[Dataset excerpts]
□ □ □ □

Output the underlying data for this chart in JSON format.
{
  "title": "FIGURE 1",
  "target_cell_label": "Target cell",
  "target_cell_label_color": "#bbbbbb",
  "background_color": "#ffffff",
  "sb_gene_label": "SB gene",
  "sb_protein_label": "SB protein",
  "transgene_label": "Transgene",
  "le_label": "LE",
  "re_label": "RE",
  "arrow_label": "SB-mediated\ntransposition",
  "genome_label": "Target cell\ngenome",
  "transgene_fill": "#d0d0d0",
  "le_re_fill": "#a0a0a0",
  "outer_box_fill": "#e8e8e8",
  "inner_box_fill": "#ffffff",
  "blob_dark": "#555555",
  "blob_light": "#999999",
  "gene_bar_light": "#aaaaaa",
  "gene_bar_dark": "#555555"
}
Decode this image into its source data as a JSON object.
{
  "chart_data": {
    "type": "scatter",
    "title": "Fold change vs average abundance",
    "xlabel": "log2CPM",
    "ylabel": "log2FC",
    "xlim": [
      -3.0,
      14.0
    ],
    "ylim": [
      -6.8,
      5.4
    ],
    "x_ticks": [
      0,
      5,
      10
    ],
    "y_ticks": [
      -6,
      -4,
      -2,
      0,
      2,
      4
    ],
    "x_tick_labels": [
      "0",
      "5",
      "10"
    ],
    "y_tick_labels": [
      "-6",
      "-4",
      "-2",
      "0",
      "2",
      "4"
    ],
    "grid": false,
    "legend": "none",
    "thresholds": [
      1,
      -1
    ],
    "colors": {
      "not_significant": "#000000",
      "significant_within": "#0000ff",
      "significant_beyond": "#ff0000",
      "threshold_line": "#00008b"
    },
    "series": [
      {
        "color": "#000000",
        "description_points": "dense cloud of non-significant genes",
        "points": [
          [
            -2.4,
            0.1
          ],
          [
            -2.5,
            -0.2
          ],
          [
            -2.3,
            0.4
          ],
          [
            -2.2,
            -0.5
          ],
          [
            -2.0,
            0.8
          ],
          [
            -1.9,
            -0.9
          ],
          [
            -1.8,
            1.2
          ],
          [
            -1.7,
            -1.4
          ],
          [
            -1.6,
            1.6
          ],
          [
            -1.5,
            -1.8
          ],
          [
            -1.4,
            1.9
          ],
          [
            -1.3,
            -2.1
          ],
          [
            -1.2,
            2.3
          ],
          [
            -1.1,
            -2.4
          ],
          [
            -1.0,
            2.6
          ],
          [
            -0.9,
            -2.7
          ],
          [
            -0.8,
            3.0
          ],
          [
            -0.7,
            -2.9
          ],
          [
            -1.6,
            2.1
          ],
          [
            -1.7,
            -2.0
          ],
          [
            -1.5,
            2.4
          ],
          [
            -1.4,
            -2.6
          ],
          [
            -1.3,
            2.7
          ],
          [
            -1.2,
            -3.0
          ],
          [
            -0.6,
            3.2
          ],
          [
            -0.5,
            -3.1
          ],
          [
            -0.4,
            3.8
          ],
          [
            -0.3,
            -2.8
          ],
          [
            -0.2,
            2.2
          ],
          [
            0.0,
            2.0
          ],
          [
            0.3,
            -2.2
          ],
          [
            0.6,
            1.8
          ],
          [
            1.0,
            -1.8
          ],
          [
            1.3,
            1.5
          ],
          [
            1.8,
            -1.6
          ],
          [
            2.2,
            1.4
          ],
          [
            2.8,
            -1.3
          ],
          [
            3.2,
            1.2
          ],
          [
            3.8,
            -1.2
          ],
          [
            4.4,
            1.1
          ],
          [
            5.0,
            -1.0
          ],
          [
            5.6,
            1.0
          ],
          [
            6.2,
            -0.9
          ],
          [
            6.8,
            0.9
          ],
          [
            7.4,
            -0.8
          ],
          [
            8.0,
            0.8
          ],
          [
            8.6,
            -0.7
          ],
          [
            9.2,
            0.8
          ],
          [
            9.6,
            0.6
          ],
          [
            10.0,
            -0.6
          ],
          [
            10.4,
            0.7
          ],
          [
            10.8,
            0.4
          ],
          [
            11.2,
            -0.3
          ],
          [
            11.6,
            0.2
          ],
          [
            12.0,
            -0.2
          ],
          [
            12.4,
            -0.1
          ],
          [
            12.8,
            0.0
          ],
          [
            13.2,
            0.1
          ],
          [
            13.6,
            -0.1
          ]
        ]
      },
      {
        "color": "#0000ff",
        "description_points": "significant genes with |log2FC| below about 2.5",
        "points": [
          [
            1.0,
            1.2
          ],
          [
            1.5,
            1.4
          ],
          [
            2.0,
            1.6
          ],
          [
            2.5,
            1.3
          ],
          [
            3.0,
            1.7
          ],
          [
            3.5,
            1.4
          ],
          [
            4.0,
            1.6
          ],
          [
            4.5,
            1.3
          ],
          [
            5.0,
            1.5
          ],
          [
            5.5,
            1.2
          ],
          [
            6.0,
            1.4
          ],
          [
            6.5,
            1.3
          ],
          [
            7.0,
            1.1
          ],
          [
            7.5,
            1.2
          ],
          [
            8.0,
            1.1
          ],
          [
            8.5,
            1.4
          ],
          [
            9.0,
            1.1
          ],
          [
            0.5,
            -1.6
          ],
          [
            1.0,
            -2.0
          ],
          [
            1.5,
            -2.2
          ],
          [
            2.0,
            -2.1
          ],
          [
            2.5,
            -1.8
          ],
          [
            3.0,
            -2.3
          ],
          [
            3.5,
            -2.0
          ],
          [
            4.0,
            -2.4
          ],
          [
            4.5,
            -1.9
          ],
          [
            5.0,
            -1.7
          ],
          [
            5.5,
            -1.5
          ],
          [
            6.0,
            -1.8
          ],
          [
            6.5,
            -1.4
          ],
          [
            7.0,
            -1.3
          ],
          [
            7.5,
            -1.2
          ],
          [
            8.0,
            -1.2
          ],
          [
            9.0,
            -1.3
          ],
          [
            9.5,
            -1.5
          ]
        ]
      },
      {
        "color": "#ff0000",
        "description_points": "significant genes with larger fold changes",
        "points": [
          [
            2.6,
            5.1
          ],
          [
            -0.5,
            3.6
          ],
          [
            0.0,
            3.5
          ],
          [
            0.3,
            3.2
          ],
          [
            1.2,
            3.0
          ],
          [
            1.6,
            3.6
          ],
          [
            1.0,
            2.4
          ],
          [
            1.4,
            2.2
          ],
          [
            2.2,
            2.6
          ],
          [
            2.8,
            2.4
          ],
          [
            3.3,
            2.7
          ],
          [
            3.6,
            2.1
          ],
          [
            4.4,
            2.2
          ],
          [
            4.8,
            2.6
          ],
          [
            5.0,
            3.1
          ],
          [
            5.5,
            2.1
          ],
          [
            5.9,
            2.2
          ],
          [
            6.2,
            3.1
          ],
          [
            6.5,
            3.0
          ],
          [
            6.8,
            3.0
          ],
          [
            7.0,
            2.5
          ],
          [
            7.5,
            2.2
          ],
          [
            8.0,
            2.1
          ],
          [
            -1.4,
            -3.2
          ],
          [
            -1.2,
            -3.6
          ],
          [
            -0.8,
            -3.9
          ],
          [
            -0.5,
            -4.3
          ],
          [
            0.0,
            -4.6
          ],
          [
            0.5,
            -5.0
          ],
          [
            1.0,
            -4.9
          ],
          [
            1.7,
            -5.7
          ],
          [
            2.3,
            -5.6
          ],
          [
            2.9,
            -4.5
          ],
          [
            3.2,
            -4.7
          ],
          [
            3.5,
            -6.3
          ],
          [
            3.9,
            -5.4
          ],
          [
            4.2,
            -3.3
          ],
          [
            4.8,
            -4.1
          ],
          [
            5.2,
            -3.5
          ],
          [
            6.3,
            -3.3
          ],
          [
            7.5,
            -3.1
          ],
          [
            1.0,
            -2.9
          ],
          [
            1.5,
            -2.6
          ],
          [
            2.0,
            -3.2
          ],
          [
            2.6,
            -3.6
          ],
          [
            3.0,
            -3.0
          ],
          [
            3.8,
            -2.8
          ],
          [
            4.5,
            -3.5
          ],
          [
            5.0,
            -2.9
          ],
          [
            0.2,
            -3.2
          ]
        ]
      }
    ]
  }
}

□ □ □ □

> TASK OBJECTIVE
The answer needed is a single number: how many lines in the records above hold the string "ffffff". Please write nothing else.

> ANSWER SECTION
2